• [WORK TO BE COMPLETED]
Set down every line of the records below without changing a character.

Stored data entries:
%%
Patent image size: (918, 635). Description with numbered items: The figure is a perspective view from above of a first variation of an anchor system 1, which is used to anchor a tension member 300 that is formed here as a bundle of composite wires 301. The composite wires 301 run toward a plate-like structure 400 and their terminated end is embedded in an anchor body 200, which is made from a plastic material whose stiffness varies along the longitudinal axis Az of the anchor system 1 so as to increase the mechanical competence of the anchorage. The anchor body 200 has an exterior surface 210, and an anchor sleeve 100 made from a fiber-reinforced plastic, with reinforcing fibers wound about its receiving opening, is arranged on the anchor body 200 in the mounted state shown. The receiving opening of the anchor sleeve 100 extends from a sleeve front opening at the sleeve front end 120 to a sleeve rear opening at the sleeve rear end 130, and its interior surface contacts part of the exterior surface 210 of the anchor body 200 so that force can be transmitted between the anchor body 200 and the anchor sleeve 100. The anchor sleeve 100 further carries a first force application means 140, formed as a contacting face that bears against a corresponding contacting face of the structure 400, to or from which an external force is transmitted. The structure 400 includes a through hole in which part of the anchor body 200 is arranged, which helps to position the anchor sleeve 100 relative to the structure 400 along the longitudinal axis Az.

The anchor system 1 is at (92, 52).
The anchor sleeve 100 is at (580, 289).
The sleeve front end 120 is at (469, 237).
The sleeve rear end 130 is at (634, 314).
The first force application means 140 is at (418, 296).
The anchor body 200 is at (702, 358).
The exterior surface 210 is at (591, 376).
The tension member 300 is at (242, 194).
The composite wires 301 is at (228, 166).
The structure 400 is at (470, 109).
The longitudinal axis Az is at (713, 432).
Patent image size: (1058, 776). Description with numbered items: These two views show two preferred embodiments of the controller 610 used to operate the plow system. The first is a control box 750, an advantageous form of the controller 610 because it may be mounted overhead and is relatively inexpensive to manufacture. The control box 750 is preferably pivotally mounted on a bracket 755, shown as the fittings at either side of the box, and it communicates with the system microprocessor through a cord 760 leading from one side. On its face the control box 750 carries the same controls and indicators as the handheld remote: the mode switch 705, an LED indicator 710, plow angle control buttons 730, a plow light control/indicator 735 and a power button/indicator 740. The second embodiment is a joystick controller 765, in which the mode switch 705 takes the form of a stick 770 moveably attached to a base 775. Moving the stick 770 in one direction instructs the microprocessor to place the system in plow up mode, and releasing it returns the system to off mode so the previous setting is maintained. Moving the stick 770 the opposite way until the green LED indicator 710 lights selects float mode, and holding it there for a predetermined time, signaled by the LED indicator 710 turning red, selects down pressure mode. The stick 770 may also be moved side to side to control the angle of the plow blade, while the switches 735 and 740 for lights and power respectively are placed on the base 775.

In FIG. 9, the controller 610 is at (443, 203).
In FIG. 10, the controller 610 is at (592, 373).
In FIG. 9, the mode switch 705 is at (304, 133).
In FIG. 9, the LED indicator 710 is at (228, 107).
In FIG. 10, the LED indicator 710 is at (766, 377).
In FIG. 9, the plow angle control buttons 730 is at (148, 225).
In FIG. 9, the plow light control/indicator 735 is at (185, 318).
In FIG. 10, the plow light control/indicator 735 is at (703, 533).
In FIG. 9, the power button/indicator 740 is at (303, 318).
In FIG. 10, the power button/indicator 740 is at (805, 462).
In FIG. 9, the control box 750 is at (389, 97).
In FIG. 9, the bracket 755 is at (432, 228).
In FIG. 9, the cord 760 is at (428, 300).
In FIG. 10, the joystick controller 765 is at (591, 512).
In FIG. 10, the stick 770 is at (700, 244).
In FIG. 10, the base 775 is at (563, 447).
%%
• [EXERCISE RESULT]
Patent image size: (918, 635). Description with numbered items: The figure is a perspective view from above of a first variation of an anchor system 1, which is used to anchor a tension member 300 that is formed here as a bundle of composite wires 301. The composite wires 301 run toward a plate-like structure 400 and their terminated end is embedded in an anchor body 200, which is made from a plastic material whose stiffness varies along the longitudinal axis Az of the anchor system 1 so as to increase the mechanical competence of the anchorage. The anchor body 200 has an exterior surface 210, and an anchor sleeve 100 made from a fiber-reinforced plastic, with reinforcing fibers wound about its receiving opening, is arranged on the anchor body 200 in the mounted state shown. The receiving opening of the anchor sleeve 100 extends from a sleeve front opening at the sleeve front end 120 to a sleeve rear opening at the sleeve rear end 130, and its interior surface contacts part of the exterior surface 210 of the anchor body 200 so that force can be transmitted between the anchor body 200 and the anchor sleeve 100. The anchor sleeve 100 further carries a first force application means 140, formed as a contacting face that bears against a corresponding contacting face of the structure 400, to or from which an external force is transmitted. The structure 400 includes a through hole in which part of the anchor body 200 is arranged, which helps to position the anchor sleeve 100 relative to the structure 400 along the longitudinal axis Az.

The anchor system 1 is at (92, 52).
The anchor sleeve 100 is at (580, 289).
The sleeve front end 120 is at (469, 237).
The sleeve rear end 130 is at (634, 314).
The first force application means 140 is at (418, 296).
The anchor body 200 is at (702, 358).
The exterior surface 210 is at (591, 376).
The tension member 300 is at (242, 194).
The composite wires 301 is at (228, 166).
The structure 400 is at (470, 109).
The longitudinal axis Az is at (713, 432).
Patent image size: (1058, 776). Description with numbered items: These two views show two preferred embodiments of the controller 610 used to operate the plow system. The first is a control box 750, an advantageous form of the controller 610 because it may be mounted overhead and is relatively inexpensive to manufacture. The control box 750 is preferably pivotally mounted on a bracket 755, shown as the fittings at either side of the box, and it communicates with the system microprocessor through a cord 760 leading from one side. On its face the control box 750 carries the same controls and indicators as the handheld remote: the mode switch 705, an LED indicator 710, plow angle control buttons 730, a plow light control/indicator 735 and a power button/indicator 740. The second embodiment is a joystick controller 765, in which the mode switch 705 takes the form of a stick 770 moveably attached to a base 775. Moving the stick 770 in one direction instructs the microprocessor to place the system in plow up mode, and releasing it returns the system to off mode so the previous setting is maintained. Moving the stick 770 the opposite way until the green LED indicator 710 lights selects float mode, and holding it there for a predetermined time, signaled by the LED indicator 710 turning red, selects down pressure mode. The stick 770 may also be moved side to side to control the angle of the plow blade, while the switches 735 and 740 for lights and power respectively are placed on the base 775.

In FIG. 9, the controller 610 is at (443, 203).
In FIG. 10, the controller 610 is at (592, 373).
In FIG. 9, the mode switch 705 is at (304, 133).
In FIG. 9, the LED indicator 710 is at (228, 107).
In FIG. 10, the LED indicator 710 is at (766, 377).
In FIG. 9, the plow angle control buttons 730 is at (148, 225).
In FIG. 9, the plow light control/indicator 735 is at (185, 318).
In FIG. 10, the plow light control/indicator 735 is at (703, 533).
In FIG. 9, the power button/indicator 740 is at (303, 318).
In FIG. 10, the power button/indicator 740 is at (805, 462).
In FIG. 9, the control box 750 is at (389, 97).
In FIG. 9, the bracket 755 is at (432, 228).
In FIG. 9, the cord 760 is at (428, 300).
In FIG. 10, the joystick controller 765 is at (591, 512).
In FIG. 10, the stick 770 is at (700, 244).
In FIG. 10, the base 775 is at (563, 447).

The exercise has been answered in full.